Dataset items
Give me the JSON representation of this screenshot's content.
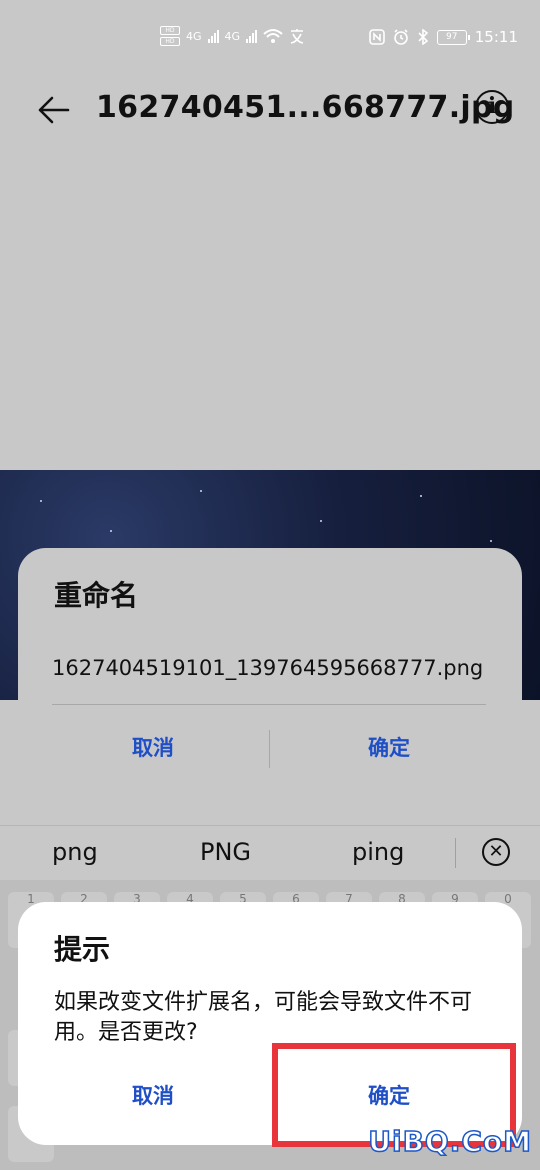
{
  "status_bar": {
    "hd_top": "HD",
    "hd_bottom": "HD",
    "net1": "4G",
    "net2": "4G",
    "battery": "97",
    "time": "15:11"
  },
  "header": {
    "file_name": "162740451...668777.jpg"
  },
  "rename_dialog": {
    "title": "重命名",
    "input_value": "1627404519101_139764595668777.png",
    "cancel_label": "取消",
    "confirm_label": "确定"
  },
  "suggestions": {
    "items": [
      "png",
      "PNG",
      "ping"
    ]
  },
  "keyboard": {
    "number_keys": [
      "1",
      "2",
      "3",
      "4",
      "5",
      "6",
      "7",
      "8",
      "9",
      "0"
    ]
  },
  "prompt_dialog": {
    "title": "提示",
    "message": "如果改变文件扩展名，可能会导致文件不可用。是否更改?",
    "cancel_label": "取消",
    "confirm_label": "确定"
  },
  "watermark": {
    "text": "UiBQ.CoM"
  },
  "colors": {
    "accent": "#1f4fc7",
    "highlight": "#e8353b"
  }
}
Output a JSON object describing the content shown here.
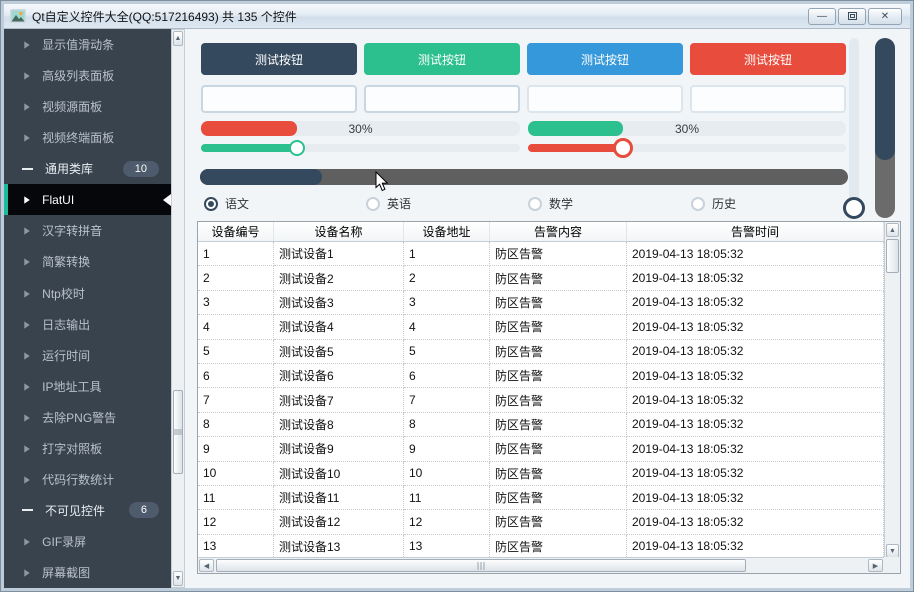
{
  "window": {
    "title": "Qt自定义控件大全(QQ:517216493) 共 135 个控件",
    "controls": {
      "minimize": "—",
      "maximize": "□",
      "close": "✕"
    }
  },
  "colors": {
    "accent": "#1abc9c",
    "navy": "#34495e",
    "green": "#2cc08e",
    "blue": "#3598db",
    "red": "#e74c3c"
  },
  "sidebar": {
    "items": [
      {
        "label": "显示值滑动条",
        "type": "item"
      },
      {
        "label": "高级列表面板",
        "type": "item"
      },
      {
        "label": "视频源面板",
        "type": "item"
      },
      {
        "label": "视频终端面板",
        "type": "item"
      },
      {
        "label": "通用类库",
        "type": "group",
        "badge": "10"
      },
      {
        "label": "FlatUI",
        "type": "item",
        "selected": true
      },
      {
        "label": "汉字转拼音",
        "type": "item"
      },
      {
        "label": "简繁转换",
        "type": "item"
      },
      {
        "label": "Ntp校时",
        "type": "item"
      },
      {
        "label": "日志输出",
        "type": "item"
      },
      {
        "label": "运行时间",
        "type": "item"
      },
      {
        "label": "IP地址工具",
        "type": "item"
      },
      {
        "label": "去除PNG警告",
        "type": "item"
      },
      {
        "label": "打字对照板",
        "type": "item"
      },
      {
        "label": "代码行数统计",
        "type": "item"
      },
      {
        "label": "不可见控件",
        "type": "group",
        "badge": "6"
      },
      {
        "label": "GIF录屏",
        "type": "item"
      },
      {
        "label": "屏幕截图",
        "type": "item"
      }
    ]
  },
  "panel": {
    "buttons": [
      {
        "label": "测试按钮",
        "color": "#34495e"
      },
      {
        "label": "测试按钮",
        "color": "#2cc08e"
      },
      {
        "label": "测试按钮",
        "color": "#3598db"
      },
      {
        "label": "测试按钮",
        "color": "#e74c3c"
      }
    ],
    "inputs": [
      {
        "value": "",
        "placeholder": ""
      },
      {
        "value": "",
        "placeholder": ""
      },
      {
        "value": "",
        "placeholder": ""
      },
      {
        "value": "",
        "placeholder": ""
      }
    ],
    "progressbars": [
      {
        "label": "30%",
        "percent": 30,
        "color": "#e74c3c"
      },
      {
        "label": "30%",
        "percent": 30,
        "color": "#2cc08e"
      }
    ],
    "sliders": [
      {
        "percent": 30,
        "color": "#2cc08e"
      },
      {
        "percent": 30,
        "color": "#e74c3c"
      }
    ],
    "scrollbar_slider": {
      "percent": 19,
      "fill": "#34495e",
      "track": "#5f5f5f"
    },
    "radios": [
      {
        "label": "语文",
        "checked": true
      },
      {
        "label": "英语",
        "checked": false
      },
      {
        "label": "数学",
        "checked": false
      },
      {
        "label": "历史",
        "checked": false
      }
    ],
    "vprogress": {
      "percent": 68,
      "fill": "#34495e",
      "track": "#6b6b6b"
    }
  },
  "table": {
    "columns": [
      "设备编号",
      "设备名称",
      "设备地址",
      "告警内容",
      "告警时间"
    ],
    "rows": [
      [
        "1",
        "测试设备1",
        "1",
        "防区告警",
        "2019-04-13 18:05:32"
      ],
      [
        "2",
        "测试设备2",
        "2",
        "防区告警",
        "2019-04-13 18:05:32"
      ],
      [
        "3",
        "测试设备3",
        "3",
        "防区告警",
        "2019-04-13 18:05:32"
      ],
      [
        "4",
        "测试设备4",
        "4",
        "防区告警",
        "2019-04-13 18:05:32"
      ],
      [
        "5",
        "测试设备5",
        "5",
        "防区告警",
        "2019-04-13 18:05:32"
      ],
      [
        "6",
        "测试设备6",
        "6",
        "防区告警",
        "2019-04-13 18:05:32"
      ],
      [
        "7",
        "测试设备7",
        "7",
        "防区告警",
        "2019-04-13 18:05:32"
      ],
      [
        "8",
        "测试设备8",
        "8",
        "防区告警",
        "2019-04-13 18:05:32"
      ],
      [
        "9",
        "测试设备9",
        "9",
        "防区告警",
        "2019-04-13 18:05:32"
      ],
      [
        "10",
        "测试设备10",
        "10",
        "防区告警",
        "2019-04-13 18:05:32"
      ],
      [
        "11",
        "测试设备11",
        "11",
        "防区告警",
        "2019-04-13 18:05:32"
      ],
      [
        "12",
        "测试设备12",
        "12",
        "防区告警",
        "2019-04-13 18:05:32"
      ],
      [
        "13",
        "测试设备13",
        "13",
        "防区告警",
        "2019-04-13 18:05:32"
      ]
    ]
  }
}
---
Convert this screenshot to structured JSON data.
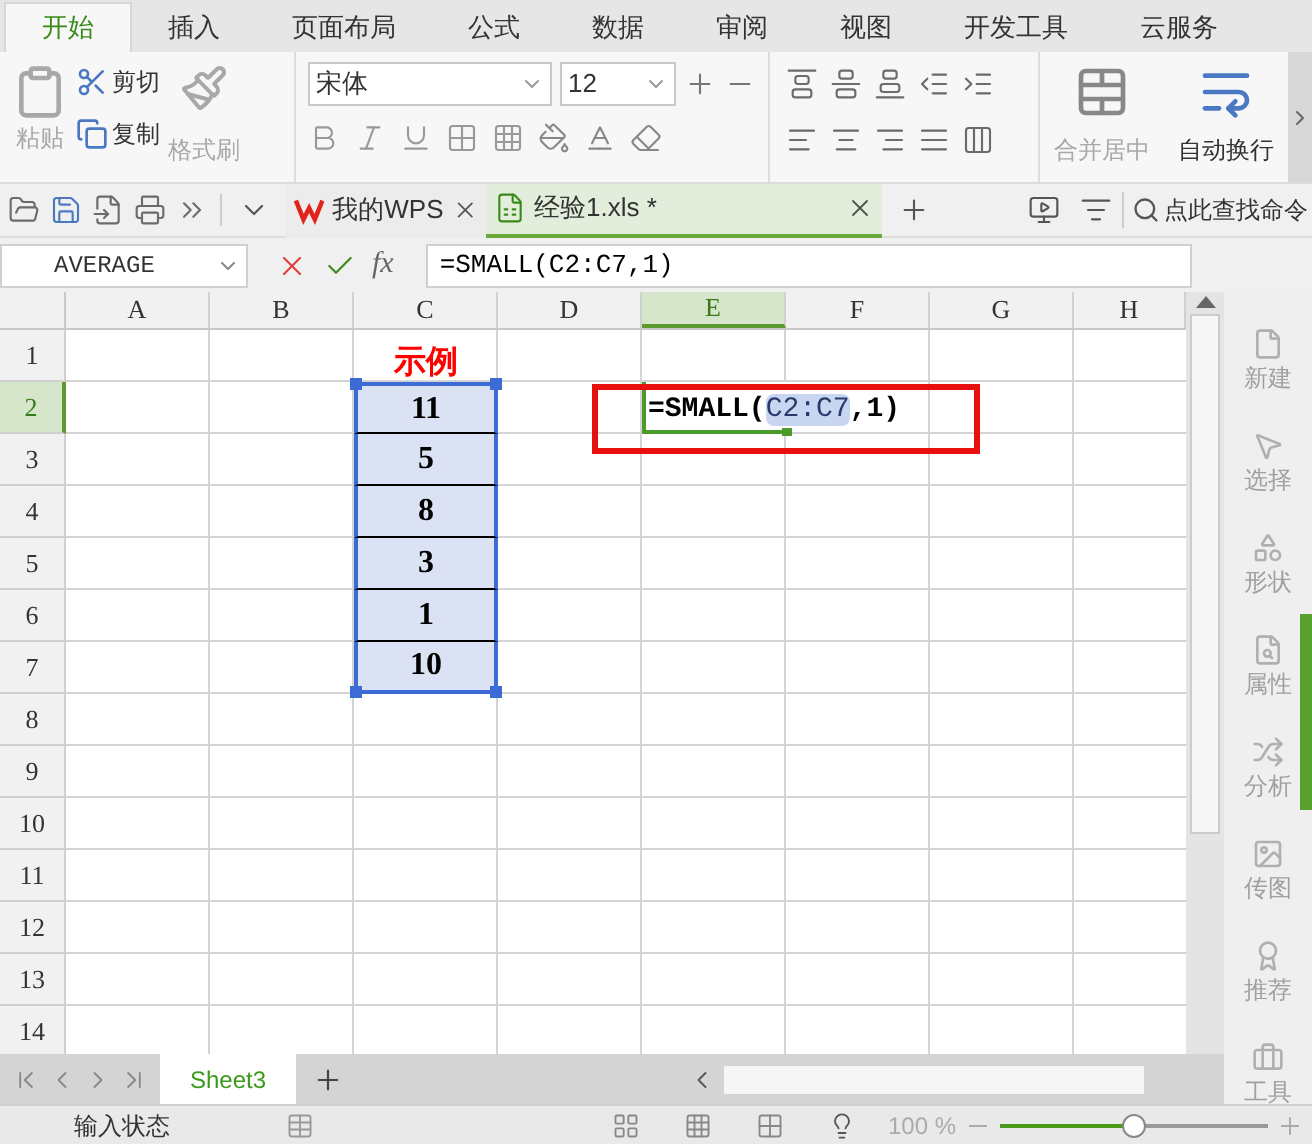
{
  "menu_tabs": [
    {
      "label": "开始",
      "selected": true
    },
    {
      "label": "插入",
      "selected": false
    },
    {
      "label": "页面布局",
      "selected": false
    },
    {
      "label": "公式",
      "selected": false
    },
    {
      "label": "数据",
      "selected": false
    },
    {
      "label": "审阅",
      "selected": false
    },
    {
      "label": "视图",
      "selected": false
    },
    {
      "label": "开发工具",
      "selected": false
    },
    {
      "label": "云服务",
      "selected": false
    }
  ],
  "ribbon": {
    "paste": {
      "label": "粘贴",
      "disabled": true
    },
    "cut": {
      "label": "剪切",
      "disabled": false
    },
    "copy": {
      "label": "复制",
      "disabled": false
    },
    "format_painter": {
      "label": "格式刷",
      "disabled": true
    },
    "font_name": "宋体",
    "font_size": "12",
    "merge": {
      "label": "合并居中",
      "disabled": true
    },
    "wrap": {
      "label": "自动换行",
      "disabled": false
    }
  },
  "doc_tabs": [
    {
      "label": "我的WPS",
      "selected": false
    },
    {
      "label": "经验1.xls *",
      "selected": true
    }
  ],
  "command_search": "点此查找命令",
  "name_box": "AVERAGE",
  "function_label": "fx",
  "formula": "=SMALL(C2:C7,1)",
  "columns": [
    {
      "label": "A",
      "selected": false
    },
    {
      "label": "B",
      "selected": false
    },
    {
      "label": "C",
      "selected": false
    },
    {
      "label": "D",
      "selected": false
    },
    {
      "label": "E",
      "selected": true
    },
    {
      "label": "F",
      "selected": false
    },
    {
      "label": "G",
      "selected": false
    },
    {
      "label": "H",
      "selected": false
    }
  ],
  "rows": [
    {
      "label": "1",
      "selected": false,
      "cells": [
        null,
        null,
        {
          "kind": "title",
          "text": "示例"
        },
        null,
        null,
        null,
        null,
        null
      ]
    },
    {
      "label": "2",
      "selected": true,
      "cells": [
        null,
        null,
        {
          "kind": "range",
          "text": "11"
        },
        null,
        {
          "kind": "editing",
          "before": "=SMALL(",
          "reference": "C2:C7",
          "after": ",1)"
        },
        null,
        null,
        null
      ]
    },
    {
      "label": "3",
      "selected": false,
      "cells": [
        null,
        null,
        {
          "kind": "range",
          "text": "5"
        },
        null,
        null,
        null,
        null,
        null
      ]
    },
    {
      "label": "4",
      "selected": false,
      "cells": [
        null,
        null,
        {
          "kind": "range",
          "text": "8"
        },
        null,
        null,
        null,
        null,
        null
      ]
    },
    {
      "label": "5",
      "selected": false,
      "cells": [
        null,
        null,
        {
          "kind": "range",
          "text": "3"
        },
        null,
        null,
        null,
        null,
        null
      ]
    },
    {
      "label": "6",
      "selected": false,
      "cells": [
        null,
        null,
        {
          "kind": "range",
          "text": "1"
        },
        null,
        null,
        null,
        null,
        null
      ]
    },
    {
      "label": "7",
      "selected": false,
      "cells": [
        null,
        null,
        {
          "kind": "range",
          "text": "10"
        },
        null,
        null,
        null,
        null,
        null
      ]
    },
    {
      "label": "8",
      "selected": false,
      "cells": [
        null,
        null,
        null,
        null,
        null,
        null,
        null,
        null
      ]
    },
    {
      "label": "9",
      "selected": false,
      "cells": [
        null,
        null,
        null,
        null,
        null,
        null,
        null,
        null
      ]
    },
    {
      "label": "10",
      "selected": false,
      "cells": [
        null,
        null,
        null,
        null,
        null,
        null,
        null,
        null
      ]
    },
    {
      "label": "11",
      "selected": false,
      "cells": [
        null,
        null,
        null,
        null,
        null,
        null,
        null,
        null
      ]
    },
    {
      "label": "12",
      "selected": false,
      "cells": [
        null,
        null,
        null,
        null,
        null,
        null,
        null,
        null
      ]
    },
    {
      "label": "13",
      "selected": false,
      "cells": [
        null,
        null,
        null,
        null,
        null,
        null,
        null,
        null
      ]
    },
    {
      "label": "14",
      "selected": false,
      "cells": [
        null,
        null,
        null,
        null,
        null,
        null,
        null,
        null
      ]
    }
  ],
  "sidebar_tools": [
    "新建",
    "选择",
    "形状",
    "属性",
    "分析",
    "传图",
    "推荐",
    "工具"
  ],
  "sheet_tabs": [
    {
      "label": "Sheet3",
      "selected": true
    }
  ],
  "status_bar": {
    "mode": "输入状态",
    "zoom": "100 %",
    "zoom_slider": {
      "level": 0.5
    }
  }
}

• [AIM OF THE TASK]
Pull every line containing "title" from the material above.

• [RESULT OF THE EXERCISE]
    "title": "重命名",
    "title": "提示",
    "title": "Qt自定义控件大全(QQ:517216493) 共 135 个控件",
          "kind": "title",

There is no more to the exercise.